[start Exercise inputs]

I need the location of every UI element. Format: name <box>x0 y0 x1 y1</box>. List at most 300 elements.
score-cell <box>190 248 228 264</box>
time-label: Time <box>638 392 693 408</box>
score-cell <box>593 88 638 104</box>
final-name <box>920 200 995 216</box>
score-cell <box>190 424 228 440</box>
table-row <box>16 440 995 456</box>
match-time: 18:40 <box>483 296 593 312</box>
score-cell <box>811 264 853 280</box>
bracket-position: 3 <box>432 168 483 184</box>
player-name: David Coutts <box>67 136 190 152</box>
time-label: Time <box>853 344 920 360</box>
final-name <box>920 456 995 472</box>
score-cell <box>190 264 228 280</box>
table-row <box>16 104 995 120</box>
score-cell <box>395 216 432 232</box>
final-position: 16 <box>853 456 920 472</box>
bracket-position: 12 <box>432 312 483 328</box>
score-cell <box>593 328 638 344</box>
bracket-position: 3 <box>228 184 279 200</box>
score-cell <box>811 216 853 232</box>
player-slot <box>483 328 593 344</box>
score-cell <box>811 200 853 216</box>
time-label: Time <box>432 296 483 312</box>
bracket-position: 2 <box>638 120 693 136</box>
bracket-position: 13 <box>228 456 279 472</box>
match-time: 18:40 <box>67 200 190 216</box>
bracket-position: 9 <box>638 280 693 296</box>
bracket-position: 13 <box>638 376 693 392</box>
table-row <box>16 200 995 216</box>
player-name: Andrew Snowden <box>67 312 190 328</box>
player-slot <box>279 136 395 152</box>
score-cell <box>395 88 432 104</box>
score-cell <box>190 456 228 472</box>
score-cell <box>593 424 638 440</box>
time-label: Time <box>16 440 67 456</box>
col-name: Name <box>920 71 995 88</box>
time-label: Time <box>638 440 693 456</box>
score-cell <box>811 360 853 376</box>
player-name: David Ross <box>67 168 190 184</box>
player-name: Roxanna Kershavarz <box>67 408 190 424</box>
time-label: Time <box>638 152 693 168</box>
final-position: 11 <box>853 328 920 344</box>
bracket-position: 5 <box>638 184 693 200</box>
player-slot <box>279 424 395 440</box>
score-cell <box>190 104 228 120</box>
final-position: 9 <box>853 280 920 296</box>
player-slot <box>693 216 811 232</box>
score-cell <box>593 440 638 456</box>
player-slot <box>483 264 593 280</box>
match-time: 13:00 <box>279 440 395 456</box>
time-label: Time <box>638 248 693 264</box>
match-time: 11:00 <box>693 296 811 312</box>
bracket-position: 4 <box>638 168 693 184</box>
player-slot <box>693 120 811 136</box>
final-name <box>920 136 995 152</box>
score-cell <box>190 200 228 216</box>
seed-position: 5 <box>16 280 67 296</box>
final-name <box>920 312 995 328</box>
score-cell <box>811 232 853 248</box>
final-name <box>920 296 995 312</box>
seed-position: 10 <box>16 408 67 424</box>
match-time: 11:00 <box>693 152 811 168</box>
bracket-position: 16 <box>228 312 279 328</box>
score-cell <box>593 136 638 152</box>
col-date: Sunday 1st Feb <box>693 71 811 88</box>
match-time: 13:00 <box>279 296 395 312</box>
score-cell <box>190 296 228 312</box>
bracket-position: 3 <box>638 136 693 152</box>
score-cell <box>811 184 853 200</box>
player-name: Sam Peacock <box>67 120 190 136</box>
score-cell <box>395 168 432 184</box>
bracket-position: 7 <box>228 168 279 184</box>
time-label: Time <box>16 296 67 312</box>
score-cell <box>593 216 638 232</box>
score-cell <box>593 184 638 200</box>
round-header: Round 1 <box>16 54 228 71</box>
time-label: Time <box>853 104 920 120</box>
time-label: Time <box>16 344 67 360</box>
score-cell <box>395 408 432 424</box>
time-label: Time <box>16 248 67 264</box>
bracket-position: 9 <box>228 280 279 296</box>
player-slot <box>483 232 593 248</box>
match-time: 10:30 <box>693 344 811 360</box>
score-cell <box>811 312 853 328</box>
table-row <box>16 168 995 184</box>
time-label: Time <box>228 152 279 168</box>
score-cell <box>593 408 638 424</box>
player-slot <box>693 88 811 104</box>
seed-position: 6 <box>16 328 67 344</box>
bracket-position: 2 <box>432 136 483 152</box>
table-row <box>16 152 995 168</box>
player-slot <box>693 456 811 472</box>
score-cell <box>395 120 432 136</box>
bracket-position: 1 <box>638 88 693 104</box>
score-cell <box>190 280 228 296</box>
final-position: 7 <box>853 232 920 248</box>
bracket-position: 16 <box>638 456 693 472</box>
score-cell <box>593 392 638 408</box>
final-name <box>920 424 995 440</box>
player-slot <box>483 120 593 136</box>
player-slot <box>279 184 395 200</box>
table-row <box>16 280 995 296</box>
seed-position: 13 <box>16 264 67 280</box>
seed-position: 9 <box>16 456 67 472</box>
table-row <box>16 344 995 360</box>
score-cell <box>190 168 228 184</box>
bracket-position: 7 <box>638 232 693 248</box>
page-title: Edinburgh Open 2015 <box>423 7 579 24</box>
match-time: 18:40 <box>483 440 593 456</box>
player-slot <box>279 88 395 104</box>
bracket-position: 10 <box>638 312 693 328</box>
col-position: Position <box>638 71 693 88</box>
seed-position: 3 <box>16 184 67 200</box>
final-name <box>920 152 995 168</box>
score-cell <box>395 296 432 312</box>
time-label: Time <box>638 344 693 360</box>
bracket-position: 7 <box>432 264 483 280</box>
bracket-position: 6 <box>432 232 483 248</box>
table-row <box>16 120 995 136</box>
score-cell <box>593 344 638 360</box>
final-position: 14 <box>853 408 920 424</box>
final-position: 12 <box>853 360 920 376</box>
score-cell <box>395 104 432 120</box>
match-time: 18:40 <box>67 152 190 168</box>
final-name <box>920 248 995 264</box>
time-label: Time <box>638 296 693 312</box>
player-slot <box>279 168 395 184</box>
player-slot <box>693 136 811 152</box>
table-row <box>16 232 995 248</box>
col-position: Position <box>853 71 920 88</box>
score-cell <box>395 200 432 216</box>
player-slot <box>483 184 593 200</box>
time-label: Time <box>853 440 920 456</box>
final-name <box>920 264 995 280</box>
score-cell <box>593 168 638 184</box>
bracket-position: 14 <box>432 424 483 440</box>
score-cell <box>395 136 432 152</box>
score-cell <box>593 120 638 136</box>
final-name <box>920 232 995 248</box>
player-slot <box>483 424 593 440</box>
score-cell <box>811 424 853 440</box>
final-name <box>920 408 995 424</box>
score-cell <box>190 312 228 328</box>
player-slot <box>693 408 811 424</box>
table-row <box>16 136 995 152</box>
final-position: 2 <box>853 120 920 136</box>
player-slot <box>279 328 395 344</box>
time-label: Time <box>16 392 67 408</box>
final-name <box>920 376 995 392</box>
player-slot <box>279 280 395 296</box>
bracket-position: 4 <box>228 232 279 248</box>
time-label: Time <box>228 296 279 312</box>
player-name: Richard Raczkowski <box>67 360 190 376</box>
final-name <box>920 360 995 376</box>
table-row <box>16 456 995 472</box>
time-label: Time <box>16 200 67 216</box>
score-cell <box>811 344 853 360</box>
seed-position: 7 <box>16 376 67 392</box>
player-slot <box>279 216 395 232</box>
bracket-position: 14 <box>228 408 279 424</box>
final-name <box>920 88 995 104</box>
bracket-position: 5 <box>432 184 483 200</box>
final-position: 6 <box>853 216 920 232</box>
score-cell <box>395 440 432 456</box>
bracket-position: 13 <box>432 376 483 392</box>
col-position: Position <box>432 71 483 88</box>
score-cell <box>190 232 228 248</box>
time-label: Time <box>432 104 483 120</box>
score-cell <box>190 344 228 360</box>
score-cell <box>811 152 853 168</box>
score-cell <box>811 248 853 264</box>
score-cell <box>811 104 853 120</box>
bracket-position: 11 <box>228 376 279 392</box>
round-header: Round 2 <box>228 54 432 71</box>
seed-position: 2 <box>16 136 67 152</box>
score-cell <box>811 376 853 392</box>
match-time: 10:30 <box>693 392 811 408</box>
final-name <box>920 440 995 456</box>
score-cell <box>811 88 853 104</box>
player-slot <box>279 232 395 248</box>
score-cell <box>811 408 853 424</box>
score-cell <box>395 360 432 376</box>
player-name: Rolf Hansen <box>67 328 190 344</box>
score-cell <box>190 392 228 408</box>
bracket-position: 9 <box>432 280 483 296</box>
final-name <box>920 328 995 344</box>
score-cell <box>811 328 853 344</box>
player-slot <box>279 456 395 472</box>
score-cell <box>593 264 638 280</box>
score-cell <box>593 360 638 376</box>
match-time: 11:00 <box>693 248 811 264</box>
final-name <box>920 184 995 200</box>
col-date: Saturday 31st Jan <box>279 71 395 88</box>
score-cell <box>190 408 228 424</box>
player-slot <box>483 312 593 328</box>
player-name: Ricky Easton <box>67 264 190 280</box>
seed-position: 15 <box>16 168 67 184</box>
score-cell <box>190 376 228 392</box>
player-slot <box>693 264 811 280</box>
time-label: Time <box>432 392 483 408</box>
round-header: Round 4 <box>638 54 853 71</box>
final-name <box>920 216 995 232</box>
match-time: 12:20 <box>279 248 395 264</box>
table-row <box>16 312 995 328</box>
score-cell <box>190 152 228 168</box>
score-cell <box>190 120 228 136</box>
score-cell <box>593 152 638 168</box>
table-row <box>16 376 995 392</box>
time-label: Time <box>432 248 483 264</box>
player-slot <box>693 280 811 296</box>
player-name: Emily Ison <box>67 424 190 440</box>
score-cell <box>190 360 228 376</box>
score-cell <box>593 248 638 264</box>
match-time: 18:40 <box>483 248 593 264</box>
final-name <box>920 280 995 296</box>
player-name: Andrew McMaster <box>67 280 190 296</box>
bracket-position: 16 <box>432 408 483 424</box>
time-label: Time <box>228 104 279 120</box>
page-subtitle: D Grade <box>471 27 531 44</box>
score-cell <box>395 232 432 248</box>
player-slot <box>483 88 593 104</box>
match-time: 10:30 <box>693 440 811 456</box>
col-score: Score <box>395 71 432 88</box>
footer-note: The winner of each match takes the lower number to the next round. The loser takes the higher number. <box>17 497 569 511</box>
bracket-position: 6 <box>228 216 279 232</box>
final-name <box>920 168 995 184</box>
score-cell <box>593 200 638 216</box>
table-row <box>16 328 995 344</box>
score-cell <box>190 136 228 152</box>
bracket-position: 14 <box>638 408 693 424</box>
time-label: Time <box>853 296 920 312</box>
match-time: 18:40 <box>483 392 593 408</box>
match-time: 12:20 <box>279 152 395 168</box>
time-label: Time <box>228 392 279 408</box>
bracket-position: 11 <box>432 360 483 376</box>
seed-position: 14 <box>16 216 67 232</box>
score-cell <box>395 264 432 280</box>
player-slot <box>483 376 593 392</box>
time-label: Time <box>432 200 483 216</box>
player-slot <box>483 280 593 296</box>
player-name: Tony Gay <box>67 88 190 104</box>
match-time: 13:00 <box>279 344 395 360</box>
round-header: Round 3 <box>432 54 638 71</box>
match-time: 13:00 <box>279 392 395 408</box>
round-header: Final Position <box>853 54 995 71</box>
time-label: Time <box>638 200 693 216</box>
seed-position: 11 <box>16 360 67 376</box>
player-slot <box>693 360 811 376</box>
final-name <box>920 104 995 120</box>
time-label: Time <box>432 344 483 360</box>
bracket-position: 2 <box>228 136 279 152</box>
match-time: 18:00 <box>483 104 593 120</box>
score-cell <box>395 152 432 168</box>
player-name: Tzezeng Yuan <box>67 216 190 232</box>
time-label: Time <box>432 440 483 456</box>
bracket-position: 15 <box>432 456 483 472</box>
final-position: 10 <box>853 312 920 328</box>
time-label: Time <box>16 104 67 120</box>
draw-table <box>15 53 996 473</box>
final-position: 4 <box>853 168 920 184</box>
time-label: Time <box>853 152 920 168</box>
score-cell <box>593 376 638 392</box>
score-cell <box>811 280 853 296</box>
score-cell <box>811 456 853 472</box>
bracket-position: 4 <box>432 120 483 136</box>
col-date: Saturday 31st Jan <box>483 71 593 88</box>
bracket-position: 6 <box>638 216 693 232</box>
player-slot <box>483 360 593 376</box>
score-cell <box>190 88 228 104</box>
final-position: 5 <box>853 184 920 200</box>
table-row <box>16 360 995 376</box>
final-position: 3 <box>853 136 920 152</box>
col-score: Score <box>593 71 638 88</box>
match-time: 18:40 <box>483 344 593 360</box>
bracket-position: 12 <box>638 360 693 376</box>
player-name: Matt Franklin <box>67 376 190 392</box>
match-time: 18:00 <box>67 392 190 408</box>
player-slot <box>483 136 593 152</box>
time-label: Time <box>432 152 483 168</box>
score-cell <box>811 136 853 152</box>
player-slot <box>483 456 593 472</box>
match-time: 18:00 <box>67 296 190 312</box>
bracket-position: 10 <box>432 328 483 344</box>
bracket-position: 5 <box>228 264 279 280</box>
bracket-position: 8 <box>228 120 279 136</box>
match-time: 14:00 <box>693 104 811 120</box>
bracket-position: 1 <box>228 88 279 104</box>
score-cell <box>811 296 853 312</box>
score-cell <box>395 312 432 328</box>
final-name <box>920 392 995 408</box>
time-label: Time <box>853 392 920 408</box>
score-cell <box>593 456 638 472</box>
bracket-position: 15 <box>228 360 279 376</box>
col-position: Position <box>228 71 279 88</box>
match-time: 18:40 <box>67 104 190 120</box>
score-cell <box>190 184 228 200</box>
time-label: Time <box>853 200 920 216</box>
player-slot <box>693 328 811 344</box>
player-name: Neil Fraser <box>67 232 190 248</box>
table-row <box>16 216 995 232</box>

[end Exercise inputs]

→ Requirements: Reproduce everything from the first line of the items above down to the line containing "bracket-position: 3 <box>432", including both of those lines.

→ Solution to this exercise:
I need the location of every UI element. Format: name <box>x0 y0 x1 y1</box>. List at most 300 elements.
score-cell <box>190 248 228 264</box>
time-label: Time <box>638 392 693 408</box>
score-cell <box>593 88 638 104</box>
final-name <box>920 200 995 216</box>
score-cell <box>190 424 228 440</box>
table-row <box>16 440 995 456</box>
match-time: 18:40 <box>483 296 593 312</box>
score-cell <box>811 264 853 280</box>
bracket-position: 3 <box>432 168 483 184</box>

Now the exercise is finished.